§ Task prompt
In the entries that follow, find the word "color" and report each line it is on.

§ Material shown
* start *
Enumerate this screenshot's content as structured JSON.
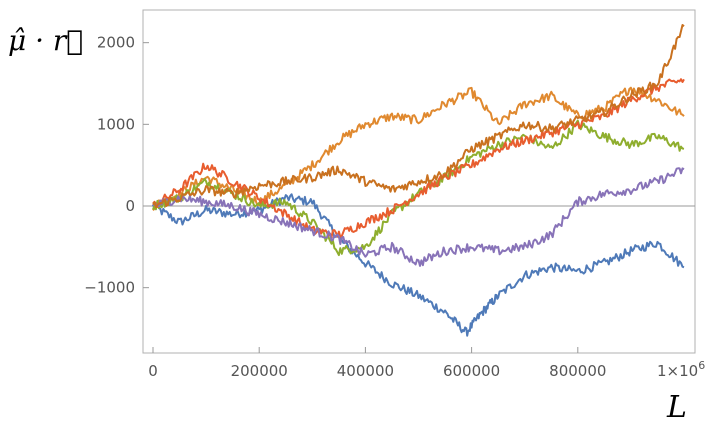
{
  "chart_data": {
    "type": "line",
    "title": "",
    "xlabel": "L",
    "ylabel": "μ̂ · r⃗",
    "xlim": [
      0,
      1000000
    ],
    "ylim": [
      -1800,
      2400
    ],
    "x_ticks": [
      0,
      200000,
      400000,
      600000,
      800000
    ],
    "x_tick_labels": [
      "0",
      "200000",
      "400000",
      "600000",
      "800000"
    ],
    "x_scale_label": "1×10",
    "x_scale_exp": "6",
    "y_ticks": [
      -1000,
      0,
      1000,
      2000
    ],
    "y_tick_labels": [
      "−1000",
      "0",
      "1000",
      "2000"
    ],
    "grid": false,
    "legend": "none",
    "series": [
      {
        "color": "#4f7ab8",
        "x": [
          0,
          50000,
          100000,
          150000,
          200000,
          250000,
          300000,
          350000,
          400000,
          450000,
          500000,
          550000,
          590000,
          620000,
          650000,
          700000,
          750000,
          800000,
          850000,
          900000,
          950000,
          1000000
        ],
        "values": [
          0,
          -200,
          -50,
          -100,
          -50,
          100,
          50,
          -400,
          -700,
          -950,
          -1100,
          -1300,
          -1550,
          -1300,
          -1100,
          -850,
          -750,
          -800,
          -700,
          -550,
          -450,
          -750
        ]
      },
      {
        "color": "#e0892f",
        "x": [
          0,
          50000,
          100000,
          150000,
          200000,
          250000,
          300000,
          350000,
          400000,
          450000,
          500000,
          550000,
          600000,
          650000,
          700000,
          750000,
          800000,
          850000,
          900000,
          950000,
          1000000
        ],
        "values": [
          0,
          150,
          350,
          200,
          50,
          250,
          500,
          800,
          1000,
          1100,
          1050,
          1250,
          1400,
          1000,
          1250,
          1350,
          1100,
          1200,
          1450,
          1300,
          1100
        ]
      },
      {
        "color": "#8fae2e",
        "x": [
          0,
          50000,
          100000,
          150000,
          200000,
          250000,
          300000,
          350000,
          400000,
          450000,
          500000,
          550000,
          600000,
          650000,
          700000,
          750000,
          800000,
          850000,
          900000,
          950000,
          1000000
        ],
        "values": [
          0,
          100,
          300,
          150,
          0,
          50,
          -200,
          -550,
          -500,
          -100,
          150,
          350,
          600,
          750,
          850,
          700,
          1000,
          850,
          750,
          850,
          700
        ]
      },
      {
        "color": "#e85d2f",
        "x": [
          0,
          50000,
          100000,
          150000,
          200000,
          250000,
          300000,
          350000,
          400000,
          450000,
          500000,
          550000,
          600000,
          650000,
          700000,
          750000,
          800000,
          850000,
          900000,
          950000,
          1000000
        ],
        "values": [
          0,
          200,
          500,
          300,
          100,
          -100,
          -300,
          -350,
          -200,
          -50,
          150,
          350,
          500,
          700,
          800,
          900,
          1000,
          1100,
          1300,
          1450,
          1550
        ]
      },
      {
        "color": "#8873b8",
        "x": [
          0,
          50000,
          100000,
          150000,
          200000,
          250000,
          300000,
          350000,
          400000,
          450000,
          500000,
          550000,
          600000,
          650000,
          700000,
          750000,
          800000,
          850000,
          900000,
          950000,
          1000000
        ],
        "values": [
          0,
          100,
          50,
          0,
          -100,
          -200,
          -300,
          -400,
          -600,
          -500,
          -700,
          -550,
          -500,
          -550,
          -500,
          -350,
          50,
          150,
          200,
          300,
          450
        ]
      },
      {
        "color": "#c9711f",
        "x": [
          0,
          50000,
          100000,
          150000,
          200000,
          250000,
          300000,
          350000,
          400000,
          450000,
          500000,
          550000,
          600000,
          650000,
          700000,
          750000,
          800000,
          850000,
          900000,
          950000,
          1000000
        ],
        "values": [
          0,
          100,
          200,
          150,
          250,
          300,
          350,
          450,
          300,
          200,
          300,
          400,
          700,
          850,
          1000,
          950,
          1050,
          1150,
          1350,
          1500,
          2200
        ]
      }
    ]
  }
}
* end *
§ Solution below
        "color": "#4f7ab8",
        "color": "#e0892f",
        "color": "#8fae2e",
        "color": "#e85d2f",
        "color": "#8873b8",
        "color": "#c9711f",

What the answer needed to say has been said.